◆ **Extracted information**:
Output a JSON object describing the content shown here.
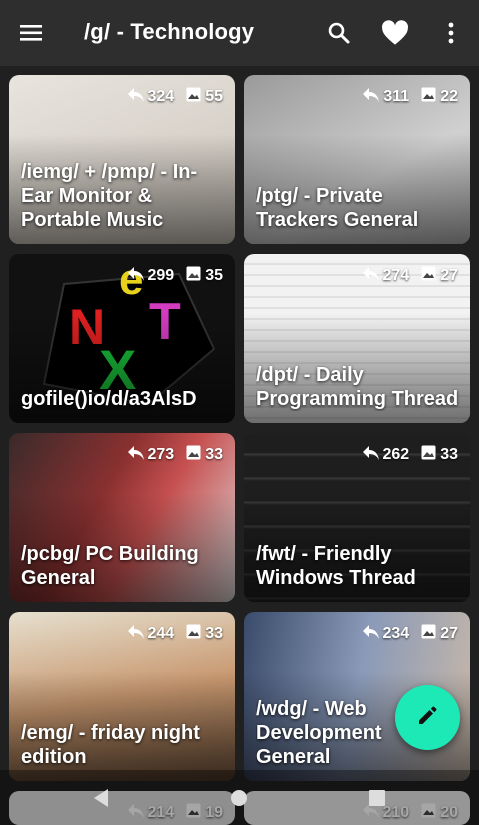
{
  "appbar": {
    "title": "/g/ - Technology",
    "menu_icon": "menu-icon",
    "search_icon": "search-icon",
    "favorite_icon": "heart-icon",
    "overflow_icon": "more-vert-icon"
  },
  "threads": [
    {
      "title": "/iemg/ + /pmp/ - In-Ear Monitor & Portable Music Player General",
      "replies": "324",
      "images": "55",
      "bg": "#d9d5d0"
    },
    {
      "title": "/ptg/ - Private Trackers General",
      "replies": "311",
      "images": "22",
      "bg": "#bdbdbd"
    },
    {
      "title": "gofile()io/d/a3AlsD",
      "replies": "299",
      "images": "35",
      "bg": "#1a1a1a"
    },
    {
      "title": "/dpt/ - Daily Programming Thread",
      "replies": "274",
      "images": "27",
      "bg": "#efefef"
    },
    {
      "title": "/pcbg/ PC Building General",
      "replies": "273",
      "images": "33",
      "bg": "#9a5050"
    },
    {
      "title": "/fwt/ - Friendly Windows Thread",
      "replies": "262",
      "images": "33",
      "bg": "#2a2a2a"
    },
    {
      "title": "/emg/ - friday night edition",
      "replies": "244",
      "images": "33",
      "bg": "#d8c7a0"
    },
    {
      "title": "/wdg/ - Web Development General",
      "replies": "234",
      "images": "27",
      "bg": "#6a7890"
    },
    {
      "title": "",
      "replies": "214",
      "images": "19",
      "bg": "#e0e0e0"
    },
    {
      "title": "",
      "replies": "210",
      "images": "20",
      "bg": "#e8e8e8"
    }
  ],
  "fab": {
    "icon": "edit-icon"
  },
  "colors": {
    "accent": "#1de9b6",
    "appbar": "#2e2e2e",
    "background": "#202020"
  }
}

◆ **The task**: Make an exact copy of the whole listing, but don't bring over any pictures.

◆ **Solution below**:
Output a JSON object describing the content shown here.
{
  "appbar": {
    "title": "/g/ - Technology",
    "menu_icon": "menu-icon",
    "search_icon": "search-icon",
    "favorite_icon": "heart-icon",
    "overflow_icon": "more-vert-icon"
  },
  "threads": [
    {
      "title": "/iemg/ + /pmp/ - In-Ear Monitor & Portable Music Player General",
      "replies": "324",
      "images": "55",
      "bg": "#d9d5d0"
    },
    {
      "title": "/ptg/ - Private Trackers General",
      "replies": "311",
      "images": "22",
      "bg": "#bdbdbd"
    },
    {
      "title": "gofile()io/d/a3AlsD",
      "replies": "299",
      "images": "35",
      "bg": "#1a1a1a"
    },
    {
      "title": "/dpt/ - Daily Programming Thread",
      "replies": "274",
      "images": "27",
      "bg": "#efefef"
    },
    {
      "title": "/pcbg/ PC Building General",
      "replies": "273",
      "images": "33",
      "bg": "#9a5050"
    },
    {
      "title": "/fwt/ - Friendly Windows Thread",
      "replies": "262",
      "images": "33",
      "bg": "#2a2a2a"
    },
    {
      "title": "/emg/ - friday night edition",
      "replies": "244",
      "images": "33",
      "bg": "#d8c7a0"
    },
    {
      "title": "/wdg/ - Web Development General",
      "replies": "234",
      "images": "27",
      "bg": "#6a7890"
    },
    {
      "title": "",
      "replies": "214",
      "images": "19",
      "bg": "#e0e0e0"
    },
    {
      "title": "",
      "replies": "210",
      "images": "20",
      "bg": "#e8e8e8"
    }
  ],
  "fab": {
    "icon": "edit-icon"
  },
  "colors": {
    "accent": "#1de9b6",
    "appbar": "#2e2e2e",
    "background": "#202020"
  }
}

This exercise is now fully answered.